## Material provided:

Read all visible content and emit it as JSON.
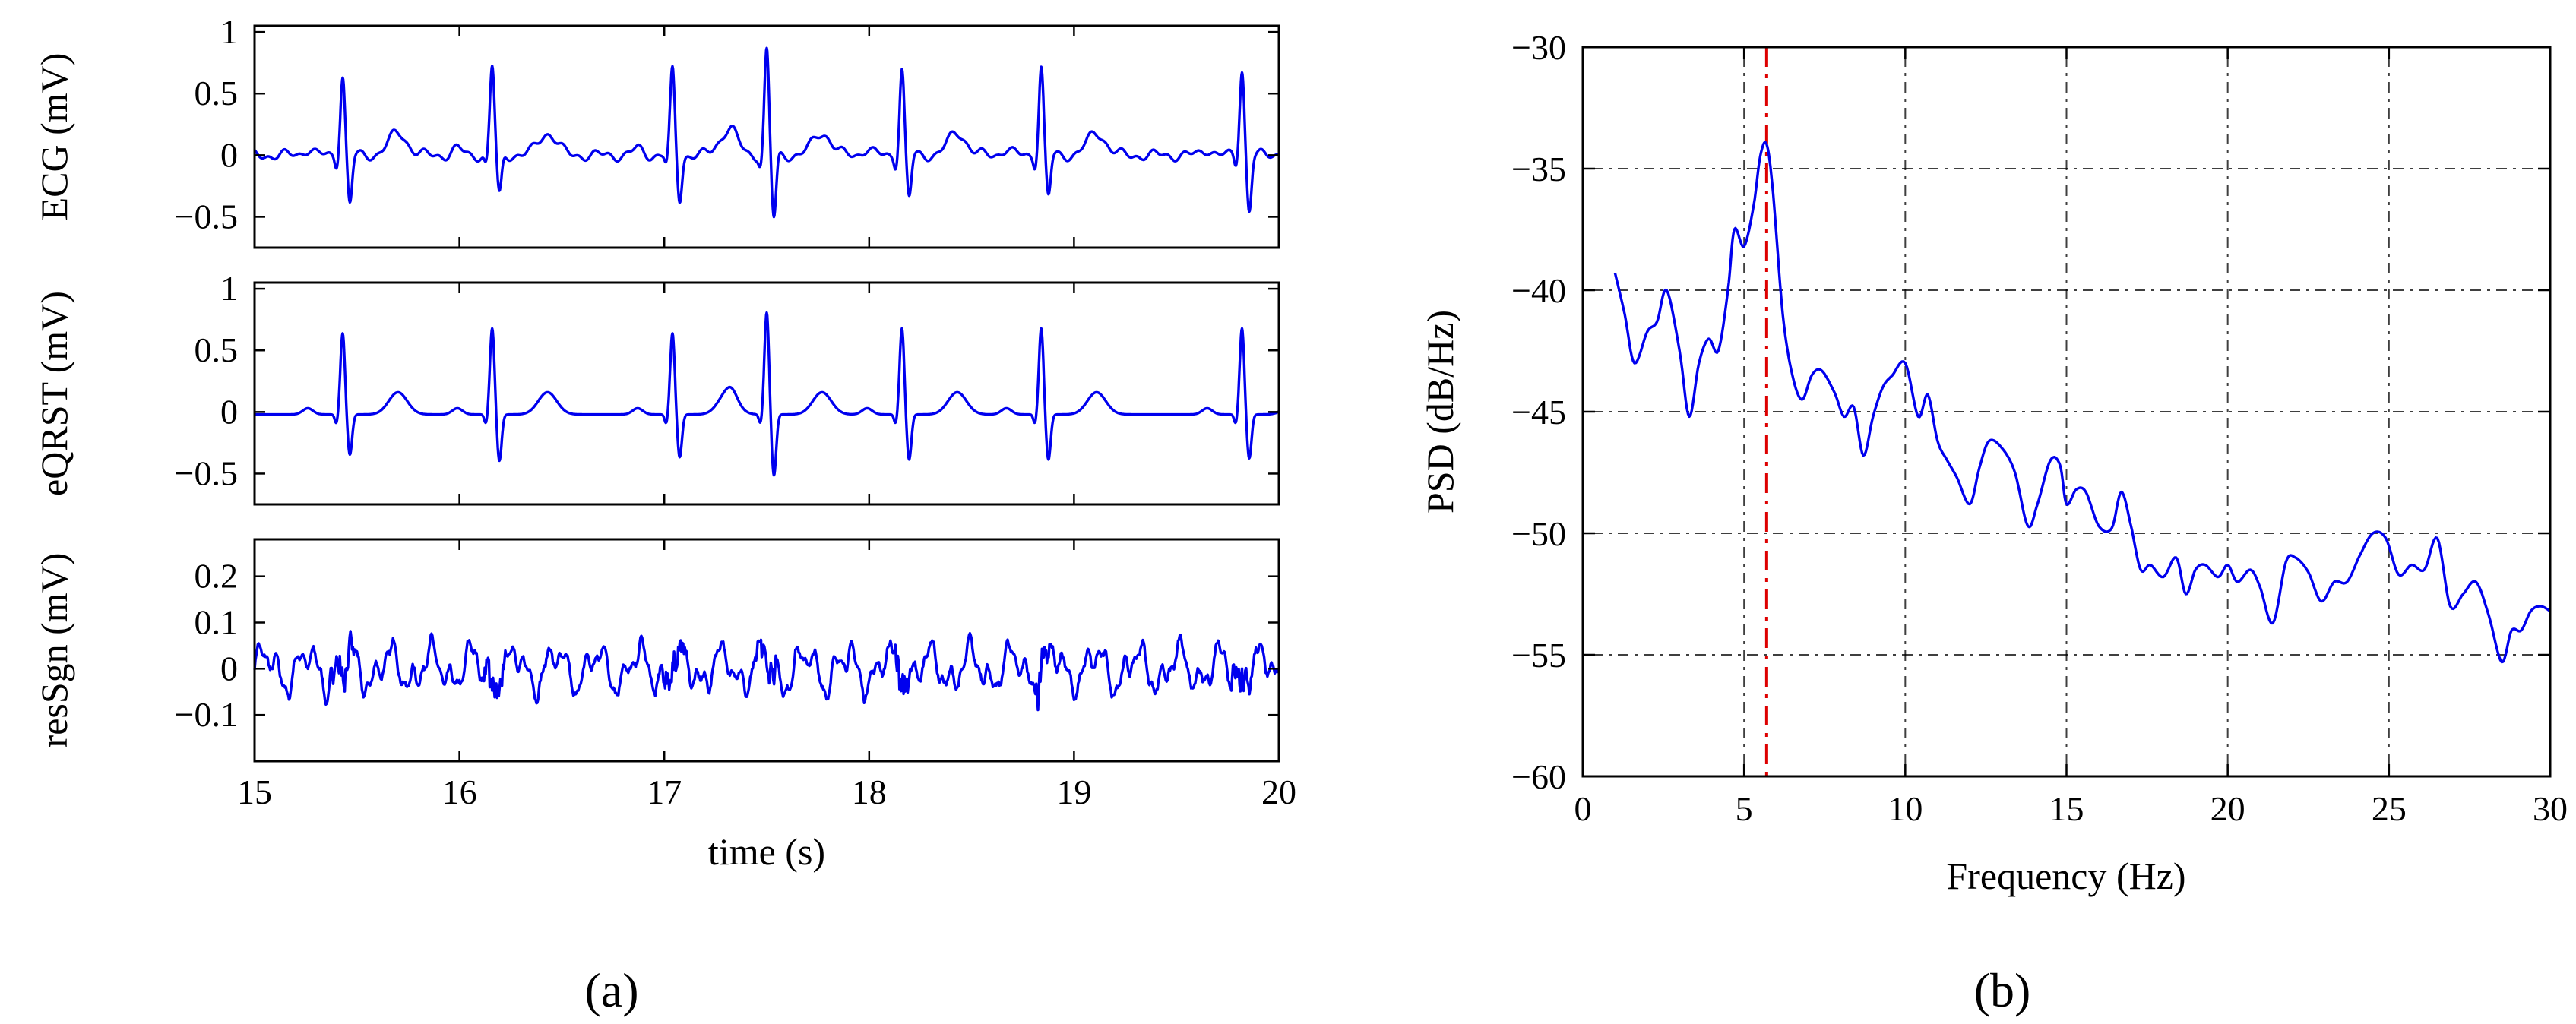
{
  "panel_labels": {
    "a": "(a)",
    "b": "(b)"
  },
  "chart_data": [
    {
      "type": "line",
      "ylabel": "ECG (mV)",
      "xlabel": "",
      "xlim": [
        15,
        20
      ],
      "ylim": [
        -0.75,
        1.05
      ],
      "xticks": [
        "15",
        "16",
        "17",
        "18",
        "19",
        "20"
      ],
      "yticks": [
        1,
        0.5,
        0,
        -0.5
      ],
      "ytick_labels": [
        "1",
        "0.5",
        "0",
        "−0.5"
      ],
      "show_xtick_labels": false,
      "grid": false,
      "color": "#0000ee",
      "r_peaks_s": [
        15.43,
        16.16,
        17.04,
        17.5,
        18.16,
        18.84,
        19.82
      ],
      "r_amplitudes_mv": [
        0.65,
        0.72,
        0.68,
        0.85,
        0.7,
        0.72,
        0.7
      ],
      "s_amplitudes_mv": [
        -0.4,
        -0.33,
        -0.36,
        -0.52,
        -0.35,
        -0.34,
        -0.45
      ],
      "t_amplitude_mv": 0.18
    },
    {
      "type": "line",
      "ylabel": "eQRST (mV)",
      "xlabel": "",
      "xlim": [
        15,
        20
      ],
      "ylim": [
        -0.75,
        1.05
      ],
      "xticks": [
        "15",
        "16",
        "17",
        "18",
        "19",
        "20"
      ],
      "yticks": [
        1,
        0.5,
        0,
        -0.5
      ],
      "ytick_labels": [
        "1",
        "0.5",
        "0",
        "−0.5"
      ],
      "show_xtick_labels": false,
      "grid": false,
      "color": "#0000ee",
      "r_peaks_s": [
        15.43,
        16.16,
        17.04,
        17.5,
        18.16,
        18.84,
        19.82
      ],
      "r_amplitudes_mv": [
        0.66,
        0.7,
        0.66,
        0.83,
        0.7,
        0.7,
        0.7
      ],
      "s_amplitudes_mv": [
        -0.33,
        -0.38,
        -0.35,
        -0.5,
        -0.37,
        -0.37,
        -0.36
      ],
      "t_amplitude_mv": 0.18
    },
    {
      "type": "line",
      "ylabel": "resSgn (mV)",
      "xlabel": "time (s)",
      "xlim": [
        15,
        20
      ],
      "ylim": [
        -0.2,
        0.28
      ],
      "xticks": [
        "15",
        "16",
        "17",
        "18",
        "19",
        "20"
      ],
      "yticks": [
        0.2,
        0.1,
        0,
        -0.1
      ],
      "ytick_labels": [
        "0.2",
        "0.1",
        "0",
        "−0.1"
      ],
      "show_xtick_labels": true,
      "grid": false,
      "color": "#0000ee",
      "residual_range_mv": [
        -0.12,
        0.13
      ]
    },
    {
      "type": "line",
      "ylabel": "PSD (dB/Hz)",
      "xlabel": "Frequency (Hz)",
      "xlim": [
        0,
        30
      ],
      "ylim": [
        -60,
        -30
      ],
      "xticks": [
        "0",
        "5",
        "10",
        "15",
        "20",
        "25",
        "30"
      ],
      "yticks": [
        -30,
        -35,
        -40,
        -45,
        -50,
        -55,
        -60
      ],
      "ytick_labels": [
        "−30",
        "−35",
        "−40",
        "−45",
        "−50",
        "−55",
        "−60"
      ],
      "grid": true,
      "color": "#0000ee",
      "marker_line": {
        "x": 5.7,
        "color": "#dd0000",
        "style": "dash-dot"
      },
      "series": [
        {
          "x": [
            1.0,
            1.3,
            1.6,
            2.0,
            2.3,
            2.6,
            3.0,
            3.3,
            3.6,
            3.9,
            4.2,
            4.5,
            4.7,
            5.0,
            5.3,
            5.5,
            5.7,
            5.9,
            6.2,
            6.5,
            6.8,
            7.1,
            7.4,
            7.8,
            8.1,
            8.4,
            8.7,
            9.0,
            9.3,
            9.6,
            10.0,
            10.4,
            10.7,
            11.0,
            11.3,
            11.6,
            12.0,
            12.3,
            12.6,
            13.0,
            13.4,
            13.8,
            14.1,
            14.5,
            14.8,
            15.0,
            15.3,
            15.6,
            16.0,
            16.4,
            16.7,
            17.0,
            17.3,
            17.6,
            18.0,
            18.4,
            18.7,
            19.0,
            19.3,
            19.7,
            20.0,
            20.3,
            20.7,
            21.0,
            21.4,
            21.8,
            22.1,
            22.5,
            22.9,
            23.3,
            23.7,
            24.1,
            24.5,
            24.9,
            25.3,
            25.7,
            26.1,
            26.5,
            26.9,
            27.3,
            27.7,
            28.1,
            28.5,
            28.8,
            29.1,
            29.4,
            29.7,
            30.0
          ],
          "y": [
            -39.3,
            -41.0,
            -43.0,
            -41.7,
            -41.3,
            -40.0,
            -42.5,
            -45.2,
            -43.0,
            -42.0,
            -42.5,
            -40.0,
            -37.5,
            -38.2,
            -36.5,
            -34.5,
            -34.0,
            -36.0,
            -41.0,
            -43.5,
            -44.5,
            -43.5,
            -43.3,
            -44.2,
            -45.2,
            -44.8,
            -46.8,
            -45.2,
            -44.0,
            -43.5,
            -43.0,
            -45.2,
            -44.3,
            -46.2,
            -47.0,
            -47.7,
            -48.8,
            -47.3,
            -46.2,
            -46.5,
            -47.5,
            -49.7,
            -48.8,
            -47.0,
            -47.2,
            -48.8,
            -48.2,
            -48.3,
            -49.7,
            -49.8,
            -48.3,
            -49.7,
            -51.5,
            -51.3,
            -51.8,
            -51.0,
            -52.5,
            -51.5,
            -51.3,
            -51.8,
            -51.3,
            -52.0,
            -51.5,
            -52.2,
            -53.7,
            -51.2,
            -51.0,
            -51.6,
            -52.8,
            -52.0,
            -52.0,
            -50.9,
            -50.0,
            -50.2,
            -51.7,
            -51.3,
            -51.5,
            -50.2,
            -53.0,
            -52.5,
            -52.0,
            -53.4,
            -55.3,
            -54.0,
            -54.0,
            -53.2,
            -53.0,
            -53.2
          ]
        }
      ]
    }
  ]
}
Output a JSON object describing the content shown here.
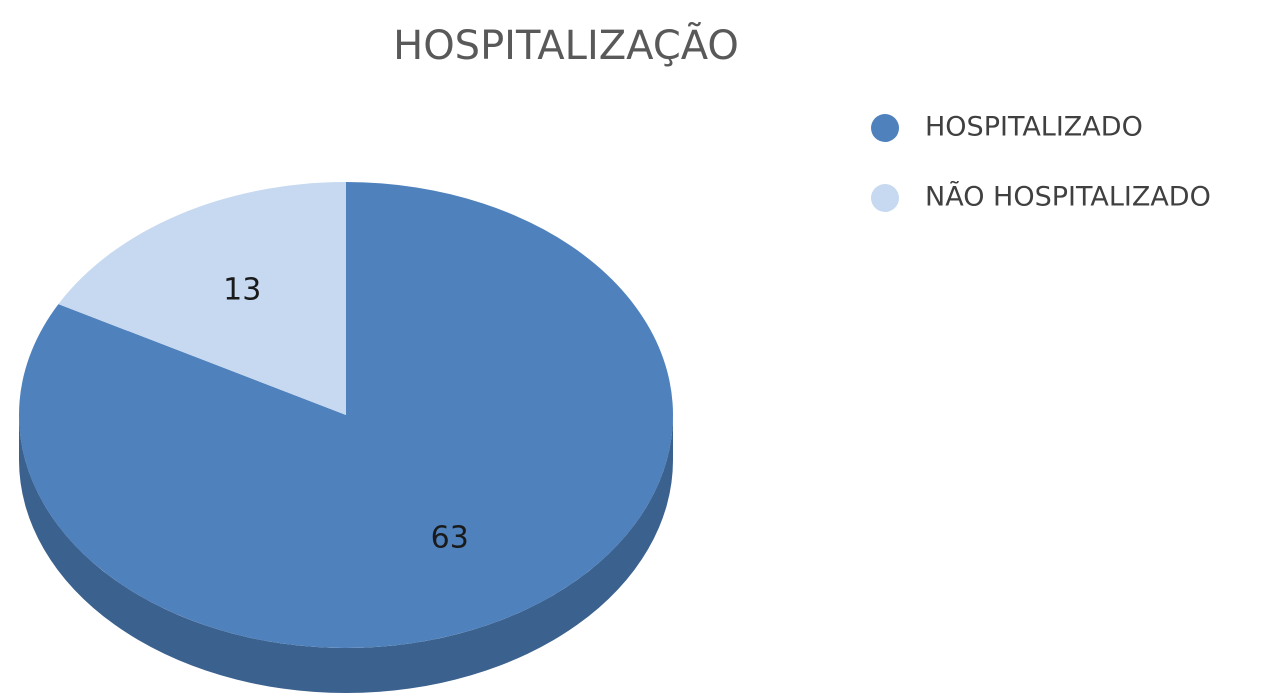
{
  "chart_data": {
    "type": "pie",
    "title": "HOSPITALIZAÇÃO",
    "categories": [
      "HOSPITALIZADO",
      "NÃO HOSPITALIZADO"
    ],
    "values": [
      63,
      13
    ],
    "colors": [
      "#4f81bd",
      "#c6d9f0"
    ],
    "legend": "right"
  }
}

## Prompt:
Transcribe the material exactly, keeping every word and none of the pictures.

## The result:
Read all visible content and emit it as JSON.
{
  "panel_labels": {
    "a": "(a)",
    "b": "(b)"
  },
  "chart_data": [
    {
      "type": "line",
      "ylabel": "ECG (mV)",
      "xlabel": "",
      "xlim": [
        15,
        20
      ],
      "ylim": [
        -0.75,
        1.05
      ],
      "xticks": [
        "15",
        "16",
        "17",
        "18",
        "19",
        "20"
      ],
      "yticks": [
        1,
        0.5,
        0,
        -0.5
      ],
      "ytick_labels": [
        "1",
        "0.5",
        "0",
        "−0.5"
      ],
      "show_xtick_labels": false,
      "grid": false,
      "color": "#0000ee",
      "r_peaks_s": [
        15.43,
        16.16,
        17.04,
        17.5,
        18.16,
        18.84,
        19.82
      ],
      "r_amplitudes_mv": [
        0.65,
        0.72,
        0.68,
        0.85,
        0.7,
        0.72,
        0.7
      ],
      "s_amplitudes_mv": [
        -0.4,
        -0.33,
        -0.36,
        -0.52,
        -0.35,
        -0.34,
        -0.45
      ],
      "t_amplitude_mv": 0.18
    },
    {
      "type": "line",
      "ylabel": "eQRST (mV)",
      "xlabel": "",
      "xlim": [
        15,
        20
      ],
      "ylim": [
        -0.75,
        1.05
      ],
      "xticks": [
        "15",
        "16",
        "17",
        "18",
        "19",
        "20"
      ],
      "yticks": [
        1,
        0.5,
        0,
        -0.5
      ],
      "ytick_labels": [
        "1",
        "0.5",
        "0",
        "−0.5"
      ],
      "show_xtick_labels": false,
      "grid": false,
      "color": "#0000ee",
      "r_peaks_s": [
        15.43,
        16.16,
        17.04,
        17.5,
        18.16,
        18.84,
        19.82
      ],
      "r_amplitudes_mv": [
        0.66,
        0.7,
        0.66,
        0.83,
        0.7,
        0.7,
        0.7
      ],
      "s_amplitudes_mv": [
        -0.33,
        -0.38,
        -0.35,
        -0.5,
        -0.37,
        -0.37,
        -0.36
      ],
      "t_amplitude_mv": 0.18
    },
    {
      "type": "line",
      "ylabel": "resSgn (mV)",
      "xlabel": "time (s)",
      "xlim": [
        15,
        20
      ],
      "ylim": [
        -0.2,
        0.28
      ],
      "xticks": [
        "15",
        "16",
        "17",
        "18",
        "19",
        "20"
      ],
      "yticks": [
        0.2,
        0.1,
        0,
        -0.1
      ],
      "ytick_labels": [
        "0.2",
        "0.1",
        "0",
        "−0.1"
      ],
      "show_xtick_labels": true,
      "grid": false,
      "color": "#0000ee",
      "residual_range_mv": [
        -0.12,
        0.13
      ]
    },
    {
      "type": "line",
      "ylabel": "PSD (dB/Hz)",
      "xlabel": "Frequency (Hz)",
      "xlim": [
        0,
        30
      ],
      "ylim": [
        -60,
        -30
      ],
      "xticks": [
        "0",
        "5",
        "10",
        "15",
        "20",
        "25",
        "30"
      ],
      "yticks": [
        -30,
        -35,
        -40,
        -45,
        -50,
        -55,
        -60
      ],
      "ytick_labels": [
        "−30",
        "−35",
        "−40",
        "−45",
        "−50",
        "−55",
        "−60"
      ],
      "grid": true,
      "color": "#0000ee",
      "marker_line": {
        "x": 5.7,
        "color": "#dd0000",
        "style": "dash-dot"
      },
      "series": [
        {
          "x": [
            1.0,
            1.3,
            1.6,
            2.0,
            2.3,
            2.6,
            3.0,
            3.3,
            3.6,
            3.9,
            4.2,
            4.5,
            4.7,
            5.0,
            5.3,
            5.5,
            5.7,
            5.9,
            6.2,
            6.5,
            6.8,
            7.1,
            7.4,
            7.8,
            8.1,
            8.4,
            8.7,
            9.0,
            9.3,
            9.6,
            10.0,
            10.4,
            10.7,
            11.0,
            11.3,
            11.6,
            12.0,
            12.3,
            12.6,
            13.0,
            13.4,
            13.8,
            14.1,
            14.5,
            14.8,
            15.0,
            15.3,
            15.6,
            16.0,
            16.4,
            16.7,
            17.0,
            17.3,
            17.6,
            18.0,
            18.4,
            18.7,
            19.0,
            19.3,
            19.7,
            20.0,
            20.3,
            20.7,
            21.0,
            21.4,
            21.8,
            22.1,
            22.5,
            22.9,
            23.3,
            23.7,
            24.1,
            24.5,
            24.9,
            25.3,
            25.7,
            26.1,
            26.5,
            26.9,
            27.3,
            27.7,
            28.1,
            28.5,
            28.8,
            29.1,
            29.4,
            29.7,
            30.0
          ],
          "y": [
            -39.3,
            -41.0,
            -43.0,
            -41.7,
            -41.3,
            -40.0,
            -42.5,
            -45.2,
            -43.0,
            -42.0,
            -42.5,
            -40.0,
            -37.5,
            -38.2,
            -36.5,
            -34.5,
            -34.0,
            -36.0,
            -41.0,
            -43.5,
            -44.5,
            -43.5,
            -43.3,
            -44.2,
            -45.2,
            -44.8,
            -46.8,
            -45.2,
            -44.0,
            -43.5,
            -43.0,
            -45.2,
            -44.3,
            -46.2,
            -47.0,
            -47.7,
            -48.8,
            -47.3,
            -46.2,
            -46.5,
            -47.5,
            -49.7,
            -48.8,
            -47.0,
            -47.2,
            -48.8,
            -48.2,
            -48.3,
            -49.7,
            -49.8,
            -48.3,
            -49.7,
            -51.5,
            -51.3,
            -51.8,
            -51.0,
            -52.5,
            -51.5,
            -51.3,
            -51.8,
            -51.3,
            -52.0,
            -51.5,
            -52.2,
            -53.7,
            -51.2,
            -51.0,
            -51.6,
            -52.8,
            -52.0,
            -52.0,
            -50.9,
            -50.0,
            -50.2,
            -51.7,
            -51.3,
            -51.5,
            -50.2,
            -53.0,
            -52.5,
            -52.0,
            -53.4,
            -55.3,
            -54.0,
            -54.0,
            -53.2,
            -53.0,
            -53.2
          ]
        }
      ]
    }
  ]
}
Output a JSON object describing the content shown here.
{
  "chart_data": {
    "type": "pie",
    "title": "HOSPITALIZAÇÃO",
    "categories": [
      "HOSPITALIZADO",
      "NÃO HOSPITALIZADO"
    ],
    "values": [
      63,
      13
    ],
    "colors": [
      "#4f81bd",
      "#c6d9f0"
    ],
    "legend": "right"
  }
}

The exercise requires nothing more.